Given data:
################

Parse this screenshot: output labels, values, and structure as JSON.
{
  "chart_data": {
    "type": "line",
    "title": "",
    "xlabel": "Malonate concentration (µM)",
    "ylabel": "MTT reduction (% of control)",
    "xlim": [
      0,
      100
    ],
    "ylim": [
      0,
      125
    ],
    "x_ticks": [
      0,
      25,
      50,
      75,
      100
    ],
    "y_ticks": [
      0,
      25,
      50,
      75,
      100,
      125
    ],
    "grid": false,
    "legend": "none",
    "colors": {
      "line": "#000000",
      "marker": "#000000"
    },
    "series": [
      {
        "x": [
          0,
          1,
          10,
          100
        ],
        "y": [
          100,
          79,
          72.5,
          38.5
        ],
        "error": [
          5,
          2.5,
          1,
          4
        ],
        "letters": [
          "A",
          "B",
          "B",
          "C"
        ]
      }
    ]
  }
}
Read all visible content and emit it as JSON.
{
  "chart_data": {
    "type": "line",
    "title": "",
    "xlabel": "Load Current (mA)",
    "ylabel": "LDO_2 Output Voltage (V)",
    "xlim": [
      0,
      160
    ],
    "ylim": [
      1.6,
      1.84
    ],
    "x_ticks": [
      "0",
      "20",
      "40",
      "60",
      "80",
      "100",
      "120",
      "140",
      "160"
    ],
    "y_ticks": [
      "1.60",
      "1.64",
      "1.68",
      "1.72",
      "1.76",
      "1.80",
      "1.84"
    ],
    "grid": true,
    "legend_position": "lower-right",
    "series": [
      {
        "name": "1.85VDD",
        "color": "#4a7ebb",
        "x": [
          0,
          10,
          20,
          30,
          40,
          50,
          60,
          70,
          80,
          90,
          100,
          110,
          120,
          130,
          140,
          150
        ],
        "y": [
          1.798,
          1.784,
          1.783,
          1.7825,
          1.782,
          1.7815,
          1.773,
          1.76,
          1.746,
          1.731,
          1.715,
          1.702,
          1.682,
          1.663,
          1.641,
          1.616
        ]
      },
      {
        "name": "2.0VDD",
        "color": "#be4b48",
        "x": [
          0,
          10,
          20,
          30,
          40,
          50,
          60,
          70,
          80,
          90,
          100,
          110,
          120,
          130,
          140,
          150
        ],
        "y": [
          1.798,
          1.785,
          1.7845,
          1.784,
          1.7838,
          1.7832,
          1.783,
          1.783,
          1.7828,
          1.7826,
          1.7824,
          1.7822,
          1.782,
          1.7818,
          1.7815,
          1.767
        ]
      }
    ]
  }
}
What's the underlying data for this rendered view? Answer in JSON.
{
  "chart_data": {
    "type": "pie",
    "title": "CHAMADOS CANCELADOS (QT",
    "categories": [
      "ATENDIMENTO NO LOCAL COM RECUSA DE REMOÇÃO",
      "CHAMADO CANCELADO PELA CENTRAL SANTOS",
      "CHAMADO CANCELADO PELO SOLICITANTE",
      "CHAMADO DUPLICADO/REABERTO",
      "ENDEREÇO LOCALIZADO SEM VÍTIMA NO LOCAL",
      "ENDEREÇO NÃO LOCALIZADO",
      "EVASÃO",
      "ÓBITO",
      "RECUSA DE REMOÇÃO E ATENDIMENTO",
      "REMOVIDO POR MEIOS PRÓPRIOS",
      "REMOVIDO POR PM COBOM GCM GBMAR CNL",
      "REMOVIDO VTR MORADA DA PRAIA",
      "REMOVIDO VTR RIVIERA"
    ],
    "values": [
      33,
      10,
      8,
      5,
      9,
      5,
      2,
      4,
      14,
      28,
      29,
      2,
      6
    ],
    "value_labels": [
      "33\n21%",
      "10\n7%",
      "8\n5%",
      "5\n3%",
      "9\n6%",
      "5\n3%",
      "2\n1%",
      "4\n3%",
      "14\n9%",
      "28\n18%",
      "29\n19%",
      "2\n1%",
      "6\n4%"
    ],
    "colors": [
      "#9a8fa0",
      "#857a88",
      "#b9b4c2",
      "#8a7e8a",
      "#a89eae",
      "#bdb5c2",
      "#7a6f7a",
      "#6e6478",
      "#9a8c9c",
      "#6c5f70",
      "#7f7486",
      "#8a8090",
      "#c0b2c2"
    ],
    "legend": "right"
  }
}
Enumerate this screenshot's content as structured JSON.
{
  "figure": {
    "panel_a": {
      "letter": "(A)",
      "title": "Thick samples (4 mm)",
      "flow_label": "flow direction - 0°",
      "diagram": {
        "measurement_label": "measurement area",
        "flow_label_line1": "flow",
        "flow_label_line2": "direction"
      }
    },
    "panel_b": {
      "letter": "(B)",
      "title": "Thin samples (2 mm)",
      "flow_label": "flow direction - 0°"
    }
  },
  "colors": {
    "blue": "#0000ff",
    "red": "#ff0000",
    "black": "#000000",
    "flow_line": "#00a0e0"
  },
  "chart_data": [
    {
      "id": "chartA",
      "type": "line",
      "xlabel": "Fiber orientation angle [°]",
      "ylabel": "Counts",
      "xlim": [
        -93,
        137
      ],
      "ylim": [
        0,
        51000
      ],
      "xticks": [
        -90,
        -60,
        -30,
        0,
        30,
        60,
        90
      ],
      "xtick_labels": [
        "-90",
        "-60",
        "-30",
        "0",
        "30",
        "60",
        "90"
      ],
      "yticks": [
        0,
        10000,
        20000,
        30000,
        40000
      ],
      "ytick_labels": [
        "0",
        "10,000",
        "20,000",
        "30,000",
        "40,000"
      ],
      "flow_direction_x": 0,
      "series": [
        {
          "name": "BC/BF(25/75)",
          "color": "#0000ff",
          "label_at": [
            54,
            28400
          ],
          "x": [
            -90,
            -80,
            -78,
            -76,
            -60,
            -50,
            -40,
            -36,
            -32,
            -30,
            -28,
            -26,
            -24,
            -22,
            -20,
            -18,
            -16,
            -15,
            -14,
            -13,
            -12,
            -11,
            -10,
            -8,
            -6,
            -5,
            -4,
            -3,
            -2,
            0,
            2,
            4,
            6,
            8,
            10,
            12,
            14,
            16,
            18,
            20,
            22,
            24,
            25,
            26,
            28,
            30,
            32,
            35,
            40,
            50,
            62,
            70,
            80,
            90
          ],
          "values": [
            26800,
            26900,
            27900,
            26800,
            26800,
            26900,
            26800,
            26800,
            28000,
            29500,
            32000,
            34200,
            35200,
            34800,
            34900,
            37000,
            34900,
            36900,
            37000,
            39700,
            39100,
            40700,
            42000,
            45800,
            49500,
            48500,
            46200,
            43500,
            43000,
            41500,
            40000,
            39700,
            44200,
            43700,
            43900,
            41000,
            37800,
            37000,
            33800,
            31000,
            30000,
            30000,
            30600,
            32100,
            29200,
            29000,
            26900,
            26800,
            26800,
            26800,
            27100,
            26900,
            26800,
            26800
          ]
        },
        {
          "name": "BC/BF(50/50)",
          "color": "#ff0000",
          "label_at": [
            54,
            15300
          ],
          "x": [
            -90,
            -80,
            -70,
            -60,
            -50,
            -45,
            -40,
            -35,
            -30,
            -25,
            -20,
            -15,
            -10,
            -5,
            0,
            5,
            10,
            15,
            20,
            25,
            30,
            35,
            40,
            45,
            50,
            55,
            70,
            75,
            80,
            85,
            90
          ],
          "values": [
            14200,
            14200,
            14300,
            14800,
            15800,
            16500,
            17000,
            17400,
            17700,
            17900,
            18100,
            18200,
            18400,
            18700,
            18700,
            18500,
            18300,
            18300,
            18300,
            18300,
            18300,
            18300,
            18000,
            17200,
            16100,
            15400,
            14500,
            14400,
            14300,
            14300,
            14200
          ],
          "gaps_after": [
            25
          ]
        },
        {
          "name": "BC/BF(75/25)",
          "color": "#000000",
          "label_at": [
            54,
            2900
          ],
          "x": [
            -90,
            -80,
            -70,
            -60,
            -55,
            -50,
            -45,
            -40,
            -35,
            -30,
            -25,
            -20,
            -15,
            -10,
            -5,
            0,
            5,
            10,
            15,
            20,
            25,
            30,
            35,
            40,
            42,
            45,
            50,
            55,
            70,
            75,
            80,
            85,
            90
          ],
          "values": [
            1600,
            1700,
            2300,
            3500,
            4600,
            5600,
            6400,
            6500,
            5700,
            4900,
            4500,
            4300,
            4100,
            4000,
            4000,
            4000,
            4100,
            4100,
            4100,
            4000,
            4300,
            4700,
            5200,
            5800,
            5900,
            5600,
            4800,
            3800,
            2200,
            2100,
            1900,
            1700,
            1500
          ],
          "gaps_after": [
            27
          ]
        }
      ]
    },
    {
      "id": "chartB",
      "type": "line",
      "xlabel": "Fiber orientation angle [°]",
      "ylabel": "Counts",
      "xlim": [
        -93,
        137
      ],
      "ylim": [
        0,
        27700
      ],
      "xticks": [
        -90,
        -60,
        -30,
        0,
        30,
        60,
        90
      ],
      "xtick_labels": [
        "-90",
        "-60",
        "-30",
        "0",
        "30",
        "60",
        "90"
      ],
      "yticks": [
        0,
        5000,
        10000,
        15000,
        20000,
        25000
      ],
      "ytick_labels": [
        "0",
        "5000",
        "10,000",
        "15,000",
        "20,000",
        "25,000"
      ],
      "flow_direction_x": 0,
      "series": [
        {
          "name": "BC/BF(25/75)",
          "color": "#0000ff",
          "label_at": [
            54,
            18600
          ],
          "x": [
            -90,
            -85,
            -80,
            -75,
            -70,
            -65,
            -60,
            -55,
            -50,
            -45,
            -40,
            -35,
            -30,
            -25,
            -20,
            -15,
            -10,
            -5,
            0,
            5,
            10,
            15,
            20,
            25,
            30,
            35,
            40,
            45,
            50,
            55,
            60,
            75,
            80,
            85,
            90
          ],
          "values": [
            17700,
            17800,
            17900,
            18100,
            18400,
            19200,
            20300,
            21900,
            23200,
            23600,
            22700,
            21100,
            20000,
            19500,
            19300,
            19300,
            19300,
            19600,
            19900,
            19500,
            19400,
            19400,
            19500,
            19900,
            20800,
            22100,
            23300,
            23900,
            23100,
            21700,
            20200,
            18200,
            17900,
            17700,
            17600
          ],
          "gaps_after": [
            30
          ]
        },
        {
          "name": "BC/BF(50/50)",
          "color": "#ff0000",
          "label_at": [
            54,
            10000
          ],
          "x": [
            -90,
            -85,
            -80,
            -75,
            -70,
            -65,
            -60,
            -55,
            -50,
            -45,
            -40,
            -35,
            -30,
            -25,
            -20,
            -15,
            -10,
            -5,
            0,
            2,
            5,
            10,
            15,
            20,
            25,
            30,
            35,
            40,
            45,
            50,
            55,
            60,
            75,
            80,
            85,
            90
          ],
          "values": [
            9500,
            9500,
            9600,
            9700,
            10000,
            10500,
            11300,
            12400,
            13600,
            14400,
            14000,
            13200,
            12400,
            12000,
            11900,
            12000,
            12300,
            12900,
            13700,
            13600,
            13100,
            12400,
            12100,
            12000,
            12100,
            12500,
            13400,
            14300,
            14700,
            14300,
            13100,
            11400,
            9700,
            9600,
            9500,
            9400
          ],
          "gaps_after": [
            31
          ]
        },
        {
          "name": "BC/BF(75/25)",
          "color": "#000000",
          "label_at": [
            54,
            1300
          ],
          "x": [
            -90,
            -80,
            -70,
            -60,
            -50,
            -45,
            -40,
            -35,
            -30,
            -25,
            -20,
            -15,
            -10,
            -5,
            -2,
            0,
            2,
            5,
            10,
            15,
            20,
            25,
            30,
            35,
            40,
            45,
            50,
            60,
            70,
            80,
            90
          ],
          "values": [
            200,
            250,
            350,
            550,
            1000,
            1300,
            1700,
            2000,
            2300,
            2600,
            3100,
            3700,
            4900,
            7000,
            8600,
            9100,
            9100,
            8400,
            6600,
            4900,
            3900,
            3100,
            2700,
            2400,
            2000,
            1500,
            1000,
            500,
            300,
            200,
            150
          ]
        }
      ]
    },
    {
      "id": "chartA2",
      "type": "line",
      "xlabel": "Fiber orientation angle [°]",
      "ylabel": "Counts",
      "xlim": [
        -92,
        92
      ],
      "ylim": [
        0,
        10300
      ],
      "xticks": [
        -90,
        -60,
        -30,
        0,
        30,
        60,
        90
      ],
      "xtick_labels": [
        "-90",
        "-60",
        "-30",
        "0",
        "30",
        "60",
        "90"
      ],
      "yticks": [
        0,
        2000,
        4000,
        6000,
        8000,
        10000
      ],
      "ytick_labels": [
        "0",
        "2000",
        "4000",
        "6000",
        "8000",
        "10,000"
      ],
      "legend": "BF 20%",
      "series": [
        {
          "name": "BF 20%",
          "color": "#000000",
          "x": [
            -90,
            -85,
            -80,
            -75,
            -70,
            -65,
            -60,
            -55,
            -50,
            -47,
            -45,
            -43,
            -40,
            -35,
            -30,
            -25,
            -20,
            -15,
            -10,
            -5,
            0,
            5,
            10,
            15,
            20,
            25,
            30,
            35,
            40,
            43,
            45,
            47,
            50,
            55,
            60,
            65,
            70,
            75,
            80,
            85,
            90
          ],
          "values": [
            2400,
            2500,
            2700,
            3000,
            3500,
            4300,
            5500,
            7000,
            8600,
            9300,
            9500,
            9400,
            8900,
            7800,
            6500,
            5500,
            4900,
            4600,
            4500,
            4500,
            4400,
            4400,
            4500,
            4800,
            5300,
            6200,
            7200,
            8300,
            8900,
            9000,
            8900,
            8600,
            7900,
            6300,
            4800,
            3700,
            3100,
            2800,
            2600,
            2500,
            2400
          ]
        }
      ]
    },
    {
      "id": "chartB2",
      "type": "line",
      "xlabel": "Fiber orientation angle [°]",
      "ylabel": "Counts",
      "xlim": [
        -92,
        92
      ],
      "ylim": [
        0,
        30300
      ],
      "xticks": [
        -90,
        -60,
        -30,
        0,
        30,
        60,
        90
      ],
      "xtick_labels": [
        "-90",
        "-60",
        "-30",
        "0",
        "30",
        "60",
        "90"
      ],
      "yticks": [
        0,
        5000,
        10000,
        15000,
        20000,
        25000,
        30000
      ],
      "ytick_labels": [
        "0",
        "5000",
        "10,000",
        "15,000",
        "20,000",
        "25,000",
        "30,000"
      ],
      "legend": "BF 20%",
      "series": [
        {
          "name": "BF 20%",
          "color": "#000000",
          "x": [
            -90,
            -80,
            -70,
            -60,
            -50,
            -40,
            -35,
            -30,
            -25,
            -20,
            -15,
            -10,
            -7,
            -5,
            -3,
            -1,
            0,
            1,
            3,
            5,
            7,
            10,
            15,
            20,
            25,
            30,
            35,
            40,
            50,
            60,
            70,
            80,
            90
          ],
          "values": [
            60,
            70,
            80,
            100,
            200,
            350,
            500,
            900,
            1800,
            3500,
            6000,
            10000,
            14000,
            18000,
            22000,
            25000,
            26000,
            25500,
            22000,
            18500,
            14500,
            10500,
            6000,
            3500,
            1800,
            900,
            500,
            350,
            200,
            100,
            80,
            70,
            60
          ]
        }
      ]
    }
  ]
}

################

Exercise:
Using the records above, find and show each line with the string "screenshot".

Solution to the problem:
Parse this screenshot: output labels, values, and structure as JSON.
Enumerate this screenshot's content as structured JSON.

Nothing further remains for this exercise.